Challenge: Copy each line with the word "version" in it.

The records:
>> start

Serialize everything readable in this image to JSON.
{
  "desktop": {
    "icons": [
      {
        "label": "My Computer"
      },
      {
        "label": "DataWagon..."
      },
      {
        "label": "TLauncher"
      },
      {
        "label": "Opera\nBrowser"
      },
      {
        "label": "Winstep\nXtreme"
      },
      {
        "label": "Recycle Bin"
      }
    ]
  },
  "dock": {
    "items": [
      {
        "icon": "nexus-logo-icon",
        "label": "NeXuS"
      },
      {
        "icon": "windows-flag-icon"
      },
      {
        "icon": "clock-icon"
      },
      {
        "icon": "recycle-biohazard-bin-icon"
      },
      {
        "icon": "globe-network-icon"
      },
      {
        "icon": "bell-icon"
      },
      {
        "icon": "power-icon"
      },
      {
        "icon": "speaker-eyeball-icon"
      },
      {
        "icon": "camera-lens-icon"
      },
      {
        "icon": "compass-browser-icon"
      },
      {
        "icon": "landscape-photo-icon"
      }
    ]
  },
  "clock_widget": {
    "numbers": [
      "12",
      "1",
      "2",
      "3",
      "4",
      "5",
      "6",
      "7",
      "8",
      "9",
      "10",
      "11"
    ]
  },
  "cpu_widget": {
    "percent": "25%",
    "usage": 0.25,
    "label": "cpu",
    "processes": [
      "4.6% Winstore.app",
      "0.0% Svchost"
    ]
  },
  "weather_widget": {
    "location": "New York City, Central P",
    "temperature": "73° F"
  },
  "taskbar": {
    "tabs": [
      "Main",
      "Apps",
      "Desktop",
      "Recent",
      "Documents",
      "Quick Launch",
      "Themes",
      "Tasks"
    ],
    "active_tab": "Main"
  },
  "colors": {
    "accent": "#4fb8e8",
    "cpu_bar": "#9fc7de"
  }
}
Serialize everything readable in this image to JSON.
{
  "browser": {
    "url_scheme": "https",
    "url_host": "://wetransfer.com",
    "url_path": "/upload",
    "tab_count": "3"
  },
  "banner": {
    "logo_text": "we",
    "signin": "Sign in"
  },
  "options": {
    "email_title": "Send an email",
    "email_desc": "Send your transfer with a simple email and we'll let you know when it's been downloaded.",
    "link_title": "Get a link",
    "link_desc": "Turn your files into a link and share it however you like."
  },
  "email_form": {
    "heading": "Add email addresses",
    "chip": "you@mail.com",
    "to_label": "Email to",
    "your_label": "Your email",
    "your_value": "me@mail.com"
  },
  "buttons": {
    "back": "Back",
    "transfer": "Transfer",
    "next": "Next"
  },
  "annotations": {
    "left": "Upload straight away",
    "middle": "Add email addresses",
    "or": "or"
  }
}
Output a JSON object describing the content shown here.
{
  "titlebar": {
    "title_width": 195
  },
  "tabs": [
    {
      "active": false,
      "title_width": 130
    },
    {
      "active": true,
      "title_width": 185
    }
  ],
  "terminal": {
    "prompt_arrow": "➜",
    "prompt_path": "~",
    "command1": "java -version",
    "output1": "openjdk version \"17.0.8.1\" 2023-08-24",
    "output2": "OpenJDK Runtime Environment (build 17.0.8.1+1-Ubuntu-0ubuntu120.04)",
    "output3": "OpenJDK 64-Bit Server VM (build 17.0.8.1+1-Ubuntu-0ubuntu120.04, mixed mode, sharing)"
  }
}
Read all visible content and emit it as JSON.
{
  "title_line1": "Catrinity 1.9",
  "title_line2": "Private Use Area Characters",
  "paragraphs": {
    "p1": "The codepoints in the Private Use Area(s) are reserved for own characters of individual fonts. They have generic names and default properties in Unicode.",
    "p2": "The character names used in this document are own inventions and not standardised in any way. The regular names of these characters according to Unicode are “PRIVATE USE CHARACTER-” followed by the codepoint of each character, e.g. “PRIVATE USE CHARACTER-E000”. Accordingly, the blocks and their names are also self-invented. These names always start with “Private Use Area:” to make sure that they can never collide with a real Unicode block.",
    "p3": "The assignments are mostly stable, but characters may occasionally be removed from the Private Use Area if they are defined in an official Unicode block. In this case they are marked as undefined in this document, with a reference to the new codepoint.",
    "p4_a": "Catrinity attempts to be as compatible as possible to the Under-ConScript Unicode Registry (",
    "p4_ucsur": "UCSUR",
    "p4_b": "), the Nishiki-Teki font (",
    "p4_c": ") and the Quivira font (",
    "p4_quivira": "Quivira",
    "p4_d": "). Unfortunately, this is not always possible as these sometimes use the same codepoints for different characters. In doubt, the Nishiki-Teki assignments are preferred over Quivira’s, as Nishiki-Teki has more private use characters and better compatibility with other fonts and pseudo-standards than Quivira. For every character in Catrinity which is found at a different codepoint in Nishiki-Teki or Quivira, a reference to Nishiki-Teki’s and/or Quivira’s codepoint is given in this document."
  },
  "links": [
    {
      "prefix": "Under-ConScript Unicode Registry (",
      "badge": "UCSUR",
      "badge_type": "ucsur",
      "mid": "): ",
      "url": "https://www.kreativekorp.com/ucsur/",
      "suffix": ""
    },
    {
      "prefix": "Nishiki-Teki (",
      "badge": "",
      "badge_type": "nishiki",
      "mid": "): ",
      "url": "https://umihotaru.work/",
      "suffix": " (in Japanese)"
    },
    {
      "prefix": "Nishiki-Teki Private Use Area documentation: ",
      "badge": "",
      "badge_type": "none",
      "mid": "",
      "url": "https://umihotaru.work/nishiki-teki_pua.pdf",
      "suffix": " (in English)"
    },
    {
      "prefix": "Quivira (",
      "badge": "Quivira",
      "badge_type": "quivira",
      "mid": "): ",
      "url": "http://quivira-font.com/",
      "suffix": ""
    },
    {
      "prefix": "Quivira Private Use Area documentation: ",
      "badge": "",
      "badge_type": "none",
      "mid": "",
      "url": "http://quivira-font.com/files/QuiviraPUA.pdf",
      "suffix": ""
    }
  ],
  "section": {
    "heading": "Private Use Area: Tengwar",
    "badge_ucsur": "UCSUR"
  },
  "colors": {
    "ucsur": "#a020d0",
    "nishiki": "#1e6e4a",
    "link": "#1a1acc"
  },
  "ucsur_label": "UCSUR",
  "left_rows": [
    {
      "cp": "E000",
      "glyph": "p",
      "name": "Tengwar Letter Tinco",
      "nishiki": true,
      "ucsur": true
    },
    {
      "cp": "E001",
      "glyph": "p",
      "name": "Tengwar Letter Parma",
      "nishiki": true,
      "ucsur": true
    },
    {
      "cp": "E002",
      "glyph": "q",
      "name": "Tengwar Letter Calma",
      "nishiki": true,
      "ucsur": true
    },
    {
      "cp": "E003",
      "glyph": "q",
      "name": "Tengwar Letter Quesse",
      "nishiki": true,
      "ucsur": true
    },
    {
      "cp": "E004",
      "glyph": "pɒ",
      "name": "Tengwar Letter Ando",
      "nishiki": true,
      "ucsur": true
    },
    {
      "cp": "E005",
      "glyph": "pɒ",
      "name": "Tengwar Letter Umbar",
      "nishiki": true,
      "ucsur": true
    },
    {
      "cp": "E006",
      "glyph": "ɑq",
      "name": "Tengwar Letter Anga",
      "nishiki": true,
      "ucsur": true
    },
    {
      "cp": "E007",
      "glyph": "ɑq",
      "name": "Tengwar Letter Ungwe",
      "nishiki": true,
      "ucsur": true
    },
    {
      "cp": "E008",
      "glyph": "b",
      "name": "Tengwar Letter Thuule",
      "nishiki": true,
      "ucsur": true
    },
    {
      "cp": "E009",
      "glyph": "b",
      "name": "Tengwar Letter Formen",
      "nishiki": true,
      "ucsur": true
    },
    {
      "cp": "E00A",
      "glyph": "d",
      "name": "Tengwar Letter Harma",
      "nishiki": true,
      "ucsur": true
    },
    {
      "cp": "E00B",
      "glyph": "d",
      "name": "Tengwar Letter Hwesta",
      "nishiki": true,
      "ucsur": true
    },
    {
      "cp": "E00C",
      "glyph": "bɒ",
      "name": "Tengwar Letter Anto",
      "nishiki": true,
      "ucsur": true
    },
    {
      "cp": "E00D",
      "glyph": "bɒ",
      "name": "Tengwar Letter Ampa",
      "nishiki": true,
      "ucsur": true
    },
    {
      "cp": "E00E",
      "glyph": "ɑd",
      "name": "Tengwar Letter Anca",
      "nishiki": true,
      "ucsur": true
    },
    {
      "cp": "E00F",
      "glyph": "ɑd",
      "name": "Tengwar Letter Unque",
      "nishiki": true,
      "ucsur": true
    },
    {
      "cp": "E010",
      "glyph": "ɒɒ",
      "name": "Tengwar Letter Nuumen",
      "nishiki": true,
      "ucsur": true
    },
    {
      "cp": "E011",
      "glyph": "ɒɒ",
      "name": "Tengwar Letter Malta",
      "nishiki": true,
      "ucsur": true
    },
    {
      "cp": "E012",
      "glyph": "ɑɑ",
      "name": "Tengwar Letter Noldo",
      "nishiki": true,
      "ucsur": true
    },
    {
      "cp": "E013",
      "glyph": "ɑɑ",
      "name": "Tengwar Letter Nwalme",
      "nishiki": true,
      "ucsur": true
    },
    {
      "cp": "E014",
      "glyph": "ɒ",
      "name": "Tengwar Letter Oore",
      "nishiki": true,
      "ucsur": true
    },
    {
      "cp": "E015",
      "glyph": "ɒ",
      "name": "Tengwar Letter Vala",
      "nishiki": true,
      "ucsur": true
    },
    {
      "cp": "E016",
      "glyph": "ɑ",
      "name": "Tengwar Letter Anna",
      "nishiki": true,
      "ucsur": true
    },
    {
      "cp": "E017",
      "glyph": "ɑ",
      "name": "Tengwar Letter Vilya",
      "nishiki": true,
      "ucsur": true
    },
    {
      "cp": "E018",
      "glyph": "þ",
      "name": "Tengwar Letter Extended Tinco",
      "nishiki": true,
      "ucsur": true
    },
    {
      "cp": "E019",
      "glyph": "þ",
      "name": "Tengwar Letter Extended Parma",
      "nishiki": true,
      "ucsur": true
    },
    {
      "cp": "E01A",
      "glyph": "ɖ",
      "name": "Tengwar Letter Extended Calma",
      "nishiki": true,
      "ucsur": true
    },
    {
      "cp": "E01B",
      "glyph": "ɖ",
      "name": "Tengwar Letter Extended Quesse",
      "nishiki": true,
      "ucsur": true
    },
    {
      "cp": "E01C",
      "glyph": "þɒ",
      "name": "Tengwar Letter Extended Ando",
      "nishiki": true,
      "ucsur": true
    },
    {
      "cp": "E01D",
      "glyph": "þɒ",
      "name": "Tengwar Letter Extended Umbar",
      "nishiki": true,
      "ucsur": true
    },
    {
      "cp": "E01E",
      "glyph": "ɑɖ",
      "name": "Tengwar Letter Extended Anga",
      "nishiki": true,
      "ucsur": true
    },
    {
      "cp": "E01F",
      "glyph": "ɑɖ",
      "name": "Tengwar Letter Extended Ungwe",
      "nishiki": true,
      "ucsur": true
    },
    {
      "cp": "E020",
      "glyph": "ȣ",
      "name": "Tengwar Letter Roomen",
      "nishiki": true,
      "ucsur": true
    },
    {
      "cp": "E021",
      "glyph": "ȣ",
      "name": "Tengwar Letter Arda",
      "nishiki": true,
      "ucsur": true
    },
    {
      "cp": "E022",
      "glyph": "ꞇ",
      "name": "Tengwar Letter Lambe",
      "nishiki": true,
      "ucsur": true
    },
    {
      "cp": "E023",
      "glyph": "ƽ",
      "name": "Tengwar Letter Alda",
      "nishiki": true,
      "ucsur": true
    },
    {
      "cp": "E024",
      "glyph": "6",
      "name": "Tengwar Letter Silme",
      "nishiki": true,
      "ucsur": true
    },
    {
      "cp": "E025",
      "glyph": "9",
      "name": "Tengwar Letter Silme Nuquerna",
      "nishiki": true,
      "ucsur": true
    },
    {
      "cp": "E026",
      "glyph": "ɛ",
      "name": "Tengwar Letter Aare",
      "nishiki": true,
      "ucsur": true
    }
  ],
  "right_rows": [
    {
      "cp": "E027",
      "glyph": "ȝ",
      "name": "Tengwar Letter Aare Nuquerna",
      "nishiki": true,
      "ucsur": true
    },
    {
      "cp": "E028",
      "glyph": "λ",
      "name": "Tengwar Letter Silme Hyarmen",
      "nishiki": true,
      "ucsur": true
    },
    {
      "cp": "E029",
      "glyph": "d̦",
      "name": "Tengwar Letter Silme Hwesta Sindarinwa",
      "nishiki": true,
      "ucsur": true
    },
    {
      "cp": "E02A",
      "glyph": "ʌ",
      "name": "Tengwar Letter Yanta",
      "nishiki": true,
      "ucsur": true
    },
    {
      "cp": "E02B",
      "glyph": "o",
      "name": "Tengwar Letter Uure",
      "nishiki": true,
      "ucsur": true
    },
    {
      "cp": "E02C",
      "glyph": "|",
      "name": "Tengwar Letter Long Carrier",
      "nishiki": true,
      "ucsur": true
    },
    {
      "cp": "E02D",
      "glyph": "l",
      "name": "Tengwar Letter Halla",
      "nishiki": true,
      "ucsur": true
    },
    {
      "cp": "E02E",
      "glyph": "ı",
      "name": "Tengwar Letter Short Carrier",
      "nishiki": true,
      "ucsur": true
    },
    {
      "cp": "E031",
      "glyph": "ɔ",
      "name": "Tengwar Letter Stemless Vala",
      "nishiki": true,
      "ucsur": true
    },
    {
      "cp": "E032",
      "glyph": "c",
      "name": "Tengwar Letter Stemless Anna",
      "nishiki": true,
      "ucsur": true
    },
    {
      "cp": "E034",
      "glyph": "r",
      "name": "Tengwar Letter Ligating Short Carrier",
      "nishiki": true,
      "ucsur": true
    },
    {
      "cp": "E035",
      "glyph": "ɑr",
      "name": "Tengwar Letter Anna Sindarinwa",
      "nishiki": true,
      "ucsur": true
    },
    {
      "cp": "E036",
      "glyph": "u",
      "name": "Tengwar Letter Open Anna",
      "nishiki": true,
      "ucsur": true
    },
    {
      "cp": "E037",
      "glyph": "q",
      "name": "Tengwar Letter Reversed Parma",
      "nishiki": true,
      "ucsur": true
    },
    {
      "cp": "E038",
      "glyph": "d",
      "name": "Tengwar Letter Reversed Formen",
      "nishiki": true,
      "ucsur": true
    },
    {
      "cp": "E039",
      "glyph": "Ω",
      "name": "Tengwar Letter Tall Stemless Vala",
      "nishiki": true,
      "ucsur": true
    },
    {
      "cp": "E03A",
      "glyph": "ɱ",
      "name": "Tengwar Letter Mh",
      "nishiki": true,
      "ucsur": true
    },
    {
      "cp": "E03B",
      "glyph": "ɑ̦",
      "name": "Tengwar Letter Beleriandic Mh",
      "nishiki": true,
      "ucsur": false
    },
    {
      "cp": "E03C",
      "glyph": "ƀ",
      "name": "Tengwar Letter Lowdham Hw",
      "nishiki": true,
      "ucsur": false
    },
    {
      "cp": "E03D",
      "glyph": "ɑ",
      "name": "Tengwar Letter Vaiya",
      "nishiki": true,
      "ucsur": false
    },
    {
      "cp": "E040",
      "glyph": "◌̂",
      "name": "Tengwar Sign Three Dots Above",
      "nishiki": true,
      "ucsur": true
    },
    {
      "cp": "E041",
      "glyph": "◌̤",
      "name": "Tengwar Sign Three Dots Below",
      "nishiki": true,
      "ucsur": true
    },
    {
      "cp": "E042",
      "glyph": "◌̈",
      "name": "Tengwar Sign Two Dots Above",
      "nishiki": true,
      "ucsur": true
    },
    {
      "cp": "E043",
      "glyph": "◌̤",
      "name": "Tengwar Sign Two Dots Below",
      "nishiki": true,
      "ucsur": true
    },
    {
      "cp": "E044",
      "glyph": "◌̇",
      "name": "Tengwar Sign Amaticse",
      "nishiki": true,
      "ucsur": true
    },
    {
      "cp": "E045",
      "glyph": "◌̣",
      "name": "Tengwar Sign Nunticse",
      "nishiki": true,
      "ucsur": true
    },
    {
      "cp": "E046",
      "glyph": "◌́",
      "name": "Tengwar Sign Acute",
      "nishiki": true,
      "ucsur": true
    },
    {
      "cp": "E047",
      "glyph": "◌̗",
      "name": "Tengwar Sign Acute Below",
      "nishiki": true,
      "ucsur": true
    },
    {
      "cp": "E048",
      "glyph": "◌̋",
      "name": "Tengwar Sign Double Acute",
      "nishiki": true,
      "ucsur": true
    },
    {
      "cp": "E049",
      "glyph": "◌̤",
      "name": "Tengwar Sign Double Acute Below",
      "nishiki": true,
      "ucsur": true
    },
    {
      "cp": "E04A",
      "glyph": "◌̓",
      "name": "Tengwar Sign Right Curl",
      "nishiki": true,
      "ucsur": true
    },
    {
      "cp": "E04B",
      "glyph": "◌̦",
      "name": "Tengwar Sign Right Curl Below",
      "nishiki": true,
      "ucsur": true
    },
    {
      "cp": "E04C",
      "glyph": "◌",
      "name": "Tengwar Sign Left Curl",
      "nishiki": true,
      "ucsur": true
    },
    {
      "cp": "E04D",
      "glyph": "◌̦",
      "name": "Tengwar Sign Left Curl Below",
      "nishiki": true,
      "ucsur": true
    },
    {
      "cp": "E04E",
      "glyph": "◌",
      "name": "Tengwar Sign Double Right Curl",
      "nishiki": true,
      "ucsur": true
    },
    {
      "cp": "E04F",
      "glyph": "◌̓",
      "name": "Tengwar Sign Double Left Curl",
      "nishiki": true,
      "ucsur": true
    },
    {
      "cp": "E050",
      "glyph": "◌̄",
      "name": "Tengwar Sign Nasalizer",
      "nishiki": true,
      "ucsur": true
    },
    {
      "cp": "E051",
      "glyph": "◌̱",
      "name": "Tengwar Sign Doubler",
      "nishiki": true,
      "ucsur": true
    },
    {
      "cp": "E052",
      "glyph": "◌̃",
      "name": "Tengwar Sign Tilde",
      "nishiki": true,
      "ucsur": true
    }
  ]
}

>> end

The answer:
    "command1": "java -version",
    "output1": "openjdk version \"17.0.8.1\" 2023-08-24",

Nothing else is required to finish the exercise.